▶ **Requirements**
Pick every line from the data that holds the word "অপশক".

▶ **Records**
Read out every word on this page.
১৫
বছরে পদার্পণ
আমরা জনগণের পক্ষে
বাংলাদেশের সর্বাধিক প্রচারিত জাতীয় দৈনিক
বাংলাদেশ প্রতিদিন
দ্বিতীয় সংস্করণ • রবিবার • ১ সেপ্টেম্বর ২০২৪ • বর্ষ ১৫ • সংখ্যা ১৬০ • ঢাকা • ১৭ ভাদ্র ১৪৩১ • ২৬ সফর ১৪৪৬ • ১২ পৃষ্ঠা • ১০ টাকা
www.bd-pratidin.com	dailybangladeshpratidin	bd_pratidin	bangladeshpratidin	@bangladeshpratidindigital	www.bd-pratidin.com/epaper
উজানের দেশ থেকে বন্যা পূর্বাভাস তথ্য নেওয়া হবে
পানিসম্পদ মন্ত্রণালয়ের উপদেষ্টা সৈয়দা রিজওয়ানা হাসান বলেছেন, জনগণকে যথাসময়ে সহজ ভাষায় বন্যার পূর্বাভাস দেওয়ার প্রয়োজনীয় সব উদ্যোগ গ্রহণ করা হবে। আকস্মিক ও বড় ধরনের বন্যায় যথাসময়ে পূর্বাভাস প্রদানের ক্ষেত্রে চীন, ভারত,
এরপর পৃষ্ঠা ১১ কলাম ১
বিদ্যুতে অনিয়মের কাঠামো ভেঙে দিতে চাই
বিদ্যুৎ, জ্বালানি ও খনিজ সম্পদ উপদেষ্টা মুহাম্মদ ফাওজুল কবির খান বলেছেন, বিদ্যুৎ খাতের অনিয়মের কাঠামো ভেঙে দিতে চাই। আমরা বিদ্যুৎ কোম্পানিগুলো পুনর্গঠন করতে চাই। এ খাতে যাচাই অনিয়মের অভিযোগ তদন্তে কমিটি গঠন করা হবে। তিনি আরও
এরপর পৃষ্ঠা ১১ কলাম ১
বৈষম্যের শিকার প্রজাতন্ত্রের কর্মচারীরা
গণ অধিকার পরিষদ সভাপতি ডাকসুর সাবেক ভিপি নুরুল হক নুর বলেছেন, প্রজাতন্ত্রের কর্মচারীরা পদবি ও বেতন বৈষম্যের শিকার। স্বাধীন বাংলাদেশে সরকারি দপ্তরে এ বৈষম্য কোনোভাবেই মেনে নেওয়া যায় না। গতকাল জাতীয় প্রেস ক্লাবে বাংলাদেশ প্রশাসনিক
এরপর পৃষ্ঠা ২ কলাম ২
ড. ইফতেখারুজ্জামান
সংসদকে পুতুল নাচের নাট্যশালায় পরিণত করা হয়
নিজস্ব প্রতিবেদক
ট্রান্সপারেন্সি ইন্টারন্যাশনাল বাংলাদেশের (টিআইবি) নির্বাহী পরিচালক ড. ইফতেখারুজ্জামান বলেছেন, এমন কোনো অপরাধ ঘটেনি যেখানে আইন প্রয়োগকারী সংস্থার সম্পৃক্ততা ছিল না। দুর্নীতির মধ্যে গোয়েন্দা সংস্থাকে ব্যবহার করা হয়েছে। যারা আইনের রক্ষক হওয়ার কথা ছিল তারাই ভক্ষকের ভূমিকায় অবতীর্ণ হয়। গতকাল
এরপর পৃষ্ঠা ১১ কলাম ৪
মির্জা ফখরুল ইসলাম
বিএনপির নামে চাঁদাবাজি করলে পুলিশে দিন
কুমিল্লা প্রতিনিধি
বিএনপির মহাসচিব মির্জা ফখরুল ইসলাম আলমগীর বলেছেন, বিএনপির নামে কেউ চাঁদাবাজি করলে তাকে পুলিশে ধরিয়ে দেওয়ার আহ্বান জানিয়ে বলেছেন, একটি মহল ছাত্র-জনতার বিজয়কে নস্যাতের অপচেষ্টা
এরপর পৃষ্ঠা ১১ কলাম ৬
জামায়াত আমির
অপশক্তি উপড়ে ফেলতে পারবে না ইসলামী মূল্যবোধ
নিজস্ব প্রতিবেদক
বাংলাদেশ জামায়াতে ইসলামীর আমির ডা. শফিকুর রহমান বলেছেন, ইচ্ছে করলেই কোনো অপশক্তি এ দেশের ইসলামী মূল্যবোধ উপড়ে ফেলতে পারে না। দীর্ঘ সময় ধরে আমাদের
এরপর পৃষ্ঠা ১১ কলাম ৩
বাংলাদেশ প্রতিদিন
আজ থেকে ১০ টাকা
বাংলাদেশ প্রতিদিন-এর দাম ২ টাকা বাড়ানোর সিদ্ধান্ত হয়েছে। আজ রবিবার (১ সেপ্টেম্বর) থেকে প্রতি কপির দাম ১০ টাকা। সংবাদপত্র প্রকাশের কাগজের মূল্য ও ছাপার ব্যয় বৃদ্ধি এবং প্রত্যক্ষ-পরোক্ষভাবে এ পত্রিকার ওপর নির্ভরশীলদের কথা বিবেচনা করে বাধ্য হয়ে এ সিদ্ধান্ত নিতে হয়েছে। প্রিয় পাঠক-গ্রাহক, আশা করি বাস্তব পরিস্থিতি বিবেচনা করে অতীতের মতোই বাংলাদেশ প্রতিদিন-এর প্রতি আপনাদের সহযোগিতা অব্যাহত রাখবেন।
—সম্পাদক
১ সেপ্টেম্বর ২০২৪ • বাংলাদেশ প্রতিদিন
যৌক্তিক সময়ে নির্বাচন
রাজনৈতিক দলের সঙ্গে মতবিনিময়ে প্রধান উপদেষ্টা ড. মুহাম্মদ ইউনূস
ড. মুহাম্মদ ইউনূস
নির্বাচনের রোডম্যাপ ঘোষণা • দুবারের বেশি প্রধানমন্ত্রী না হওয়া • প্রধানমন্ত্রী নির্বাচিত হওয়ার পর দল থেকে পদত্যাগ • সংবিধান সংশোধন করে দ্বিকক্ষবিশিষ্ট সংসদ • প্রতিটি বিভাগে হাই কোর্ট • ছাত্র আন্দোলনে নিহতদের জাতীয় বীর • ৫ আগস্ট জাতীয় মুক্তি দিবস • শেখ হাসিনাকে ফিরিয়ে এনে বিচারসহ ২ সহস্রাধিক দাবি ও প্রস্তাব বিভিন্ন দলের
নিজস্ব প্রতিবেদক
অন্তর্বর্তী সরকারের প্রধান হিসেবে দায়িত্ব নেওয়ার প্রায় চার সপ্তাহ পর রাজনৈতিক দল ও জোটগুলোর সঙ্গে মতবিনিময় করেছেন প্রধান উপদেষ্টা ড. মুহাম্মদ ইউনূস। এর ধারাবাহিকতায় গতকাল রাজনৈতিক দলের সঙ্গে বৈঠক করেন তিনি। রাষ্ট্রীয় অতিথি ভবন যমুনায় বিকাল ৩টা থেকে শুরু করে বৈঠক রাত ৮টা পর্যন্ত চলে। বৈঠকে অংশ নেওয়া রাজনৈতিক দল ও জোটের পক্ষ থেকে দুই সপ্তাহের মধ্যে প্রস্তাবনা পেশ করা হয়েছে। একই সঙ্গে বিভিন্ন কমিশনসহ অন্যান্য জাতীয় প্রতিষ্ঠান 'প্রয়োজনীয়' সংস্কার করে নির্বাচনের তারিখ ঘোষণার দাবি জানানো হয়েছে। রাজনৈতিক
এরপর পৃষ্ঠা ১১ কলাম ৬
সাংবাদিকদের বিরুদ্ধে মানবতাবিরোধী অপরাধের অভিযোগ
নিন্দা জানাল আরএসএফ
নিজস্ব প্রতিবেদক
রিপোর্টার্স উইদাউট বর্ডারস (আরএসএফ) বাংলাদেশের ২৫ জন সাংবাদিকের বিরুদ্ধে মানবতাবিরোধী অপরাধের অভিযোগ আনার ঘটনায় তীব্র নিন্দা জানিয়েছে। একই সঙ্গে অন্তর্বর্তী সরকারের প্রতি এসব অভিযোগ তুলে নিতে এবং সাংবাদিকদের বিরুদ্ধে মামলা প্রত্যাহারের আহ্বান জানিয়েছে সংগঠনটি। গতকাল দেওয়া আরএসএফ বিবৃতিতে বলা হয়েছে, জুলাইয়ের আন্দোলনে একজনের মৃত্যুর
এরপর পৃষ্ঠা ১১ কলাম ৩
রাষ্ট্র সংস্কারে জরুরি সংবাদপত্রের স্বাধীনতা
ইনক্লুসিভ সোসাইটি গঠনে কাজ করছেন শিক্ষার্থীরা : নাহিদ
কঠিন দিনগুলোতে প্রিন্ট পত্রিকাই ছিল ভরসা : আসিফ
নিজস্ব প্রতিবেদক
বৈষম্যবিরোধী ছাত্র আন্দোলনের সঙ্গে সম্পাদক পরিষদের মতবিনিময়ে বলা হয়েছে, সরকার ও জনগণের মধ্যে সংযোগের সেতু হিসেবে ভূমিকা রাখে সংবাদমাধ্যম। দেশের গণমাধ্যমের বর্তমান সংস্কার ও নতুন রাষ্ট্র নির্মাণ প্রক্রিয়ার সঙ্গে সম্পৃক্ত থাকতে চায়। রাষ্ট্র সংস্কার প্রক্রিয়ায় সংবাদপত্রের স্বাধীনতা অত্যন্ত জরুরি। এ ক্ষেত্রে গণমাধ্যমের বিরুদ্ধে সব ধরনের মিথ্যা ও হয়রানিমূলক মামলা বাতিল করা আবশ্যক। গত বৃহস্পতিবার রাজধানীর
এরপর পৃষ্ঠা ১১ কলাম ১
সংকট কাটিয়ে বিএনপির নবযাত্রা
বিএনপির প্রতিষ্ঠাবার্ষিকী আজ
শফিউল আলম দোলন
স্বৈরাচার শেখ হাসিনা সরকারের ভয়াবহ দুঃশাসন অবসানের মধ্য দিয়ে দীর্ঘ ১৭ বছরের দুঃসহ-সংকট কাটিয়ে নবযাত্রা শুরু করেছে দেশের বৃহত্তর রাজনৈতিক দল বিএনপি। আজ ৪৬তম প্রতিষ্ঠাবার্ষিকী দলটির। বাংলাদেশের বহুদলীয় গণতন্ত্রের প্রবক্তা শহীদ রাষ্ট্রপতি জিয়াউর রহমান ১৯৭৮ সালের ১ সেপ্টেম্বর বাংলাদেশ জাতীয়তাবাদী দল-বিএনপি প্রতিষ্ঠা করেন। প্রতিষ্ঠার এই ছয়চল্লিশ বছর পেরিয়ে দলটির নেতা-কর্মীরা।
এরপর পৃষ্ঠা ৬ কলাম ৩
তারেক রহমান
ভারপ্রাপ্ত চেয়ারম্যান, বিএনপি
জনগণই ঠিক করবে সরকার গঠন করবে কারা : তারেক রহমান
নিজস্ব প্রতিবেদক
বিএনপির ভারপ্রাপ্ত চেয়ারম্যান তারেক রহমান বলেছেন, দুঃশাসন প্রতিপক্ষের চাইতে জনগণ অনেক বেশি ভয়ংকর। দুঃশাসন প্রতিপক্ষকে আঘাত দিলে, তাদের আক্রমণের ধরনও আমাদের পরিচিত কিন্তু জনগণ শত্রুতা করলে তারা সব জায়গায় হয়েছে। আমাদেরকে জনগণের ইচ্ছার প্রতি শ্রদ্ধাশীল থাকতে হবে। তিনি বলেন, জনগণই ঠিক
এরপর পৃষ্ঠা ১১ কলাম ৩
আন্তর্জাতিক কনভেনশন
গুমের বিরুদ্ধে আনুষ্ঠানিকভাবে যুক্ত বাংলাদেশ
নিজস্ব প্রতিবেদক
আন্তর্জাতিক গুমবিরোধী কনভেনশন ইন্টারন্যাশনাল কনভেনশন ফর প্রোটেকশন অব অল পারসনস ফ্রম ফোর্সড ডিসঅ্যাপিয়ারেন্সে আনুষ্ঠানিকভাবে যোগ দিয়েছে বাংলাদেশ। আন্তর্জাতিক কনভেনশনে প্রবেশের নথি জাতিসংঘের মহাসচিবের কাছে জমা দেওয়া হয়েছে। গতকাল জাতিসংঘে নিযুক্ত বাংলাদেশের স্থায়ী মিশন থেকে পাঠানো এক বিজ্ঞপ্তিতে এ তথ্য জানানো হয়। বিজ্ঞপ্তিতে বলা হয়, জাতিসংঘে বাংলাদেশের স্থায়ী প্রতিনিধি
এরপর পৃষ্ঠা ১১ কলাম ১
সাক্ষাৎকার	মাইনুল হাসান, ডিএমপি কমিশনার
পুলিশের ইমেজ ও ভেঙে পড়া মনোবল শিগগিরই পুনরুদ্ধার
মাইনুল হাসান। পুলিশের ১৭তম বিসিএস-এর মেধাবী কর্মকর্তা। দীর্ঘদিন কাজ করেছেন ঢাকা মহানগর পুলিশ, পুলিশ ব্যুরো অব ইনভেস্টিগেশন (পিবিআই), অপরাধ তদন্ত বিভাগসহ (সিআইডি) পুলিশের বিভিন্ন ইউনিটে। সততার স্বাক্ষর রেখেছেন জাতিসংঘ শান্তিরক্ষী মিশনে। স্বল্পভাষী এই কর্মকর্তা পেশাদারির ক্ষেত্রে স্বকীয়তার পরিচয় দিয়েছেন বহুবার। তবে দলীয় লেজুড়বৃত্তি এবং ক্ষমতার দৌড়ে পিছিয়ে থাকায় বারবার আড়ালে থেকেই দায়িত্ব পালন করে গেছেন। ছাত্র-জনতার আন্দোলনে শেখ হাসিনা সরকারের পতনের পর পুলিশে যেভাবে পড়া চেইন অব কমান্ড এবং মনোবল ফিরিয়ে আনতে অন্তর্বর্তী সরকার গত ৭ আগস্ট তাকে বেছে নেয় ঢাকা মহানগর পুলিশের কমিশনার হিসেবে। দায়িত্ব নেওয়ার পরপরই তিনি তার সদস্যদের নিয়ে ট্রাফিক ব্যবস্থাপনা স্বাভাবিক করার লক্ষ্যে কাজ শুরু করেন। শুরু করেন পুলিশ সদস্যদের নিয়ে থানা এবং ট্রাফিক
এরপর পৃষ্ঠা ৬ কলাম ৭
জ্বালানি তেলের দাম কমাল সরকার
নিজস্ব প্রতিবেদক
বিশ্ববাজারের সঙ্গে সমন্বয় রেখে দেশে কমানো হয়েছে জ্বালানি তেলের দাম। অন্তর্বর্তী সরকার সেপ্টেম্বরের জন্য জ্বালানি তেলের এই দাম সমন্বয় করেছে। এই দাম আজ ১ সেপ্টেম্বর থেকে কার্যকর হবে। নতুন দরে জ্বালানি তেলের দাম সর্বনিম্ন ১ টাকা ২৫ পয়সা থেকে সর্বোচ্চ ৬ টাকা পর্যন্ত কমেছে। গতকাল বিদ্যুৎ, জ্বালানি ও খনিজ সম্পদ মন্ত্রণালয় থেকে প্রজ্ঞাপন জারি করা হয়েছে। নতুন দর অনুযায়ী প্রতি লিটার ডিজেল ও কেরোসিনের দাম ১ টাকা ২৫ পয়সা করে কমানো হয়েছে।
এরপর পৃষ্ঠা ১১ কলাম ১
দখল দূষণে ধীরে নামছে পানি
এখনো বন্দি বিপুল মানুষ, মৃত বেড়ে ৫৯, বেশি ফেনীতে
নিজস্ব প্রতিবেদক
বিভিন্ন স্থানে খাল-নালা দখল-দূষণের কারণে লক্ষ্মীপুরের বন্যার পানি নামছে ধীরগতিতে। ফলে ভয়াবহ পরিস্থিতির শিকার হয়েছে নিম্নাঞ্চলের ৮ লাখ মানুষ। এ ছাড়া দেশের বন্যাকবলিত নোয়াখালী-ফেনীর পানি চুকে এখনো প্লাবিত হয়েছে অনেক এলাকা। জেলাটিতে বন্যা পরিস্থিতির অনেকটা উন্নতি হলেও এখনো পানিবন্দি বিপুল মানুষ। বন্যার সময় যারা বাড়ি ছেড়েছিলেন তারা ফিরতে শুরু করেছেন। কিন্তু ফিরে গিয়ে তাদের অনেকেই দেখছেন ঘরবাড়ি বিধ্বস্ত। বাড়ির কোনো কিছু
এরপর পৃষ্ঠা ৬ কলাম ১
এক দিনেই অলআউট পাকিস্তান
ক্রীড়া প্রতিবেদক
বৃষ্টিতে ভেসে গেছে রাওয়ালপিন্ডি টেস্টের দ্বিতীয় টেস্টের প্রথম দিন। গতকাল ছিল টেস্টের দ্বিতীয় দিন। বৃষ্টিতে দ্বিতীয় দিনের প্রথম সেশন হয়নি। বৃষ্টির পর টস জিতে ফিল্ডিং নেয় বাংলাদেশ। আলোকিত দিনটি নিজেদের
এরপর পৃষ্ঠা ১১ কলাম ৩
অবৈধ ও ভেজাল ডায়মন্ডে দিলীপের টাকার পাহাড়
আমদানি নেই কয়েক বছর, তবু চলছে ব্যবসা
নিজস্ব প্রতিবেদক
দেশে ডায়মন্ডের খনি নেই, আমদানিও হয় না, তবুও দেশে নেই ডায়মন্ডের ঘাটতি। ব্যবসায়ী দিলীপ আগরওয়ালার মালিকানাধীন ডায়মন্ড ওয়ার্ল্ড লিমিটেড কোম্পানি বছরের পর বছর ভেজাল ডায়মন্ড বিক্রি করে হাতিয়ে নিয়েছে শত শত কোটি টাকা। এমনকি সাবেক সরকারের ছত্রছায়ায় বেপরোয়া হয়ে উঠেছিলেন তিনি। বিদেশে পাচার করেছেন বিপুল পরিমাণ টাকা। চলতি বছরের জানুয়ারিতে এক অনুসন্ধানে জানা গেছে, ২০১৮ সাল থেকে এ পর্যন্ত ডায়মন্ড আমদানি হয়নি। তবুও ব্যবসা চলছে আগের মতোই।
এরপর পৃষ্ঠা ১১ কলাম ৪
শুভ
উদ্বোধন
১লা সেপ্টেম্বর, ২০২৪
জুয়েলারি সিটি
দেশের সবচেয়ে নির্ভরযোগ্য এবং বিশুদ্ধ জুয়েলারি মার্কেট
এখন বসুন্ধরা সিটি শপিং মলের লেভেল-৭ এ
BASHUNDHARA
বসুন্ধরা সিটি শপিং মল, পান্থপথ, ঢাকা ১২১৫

▶ **Exercise result**
অপশক্তি উপড়ে ফেলতে পারবে না ইসলামী মূল্যবোধ
বাংলাদেশ জামায়াতে ইসলামীর আমির ডা. শফিকুর রহমান বলেছেন, ইচ্ছে করলেই কোনো অপশক্তি এ দেশের ইসলামী মূল্যবোধ উপড়ে ফেলতে পারে না। দীর্ঘ সময় ধরে আমাদের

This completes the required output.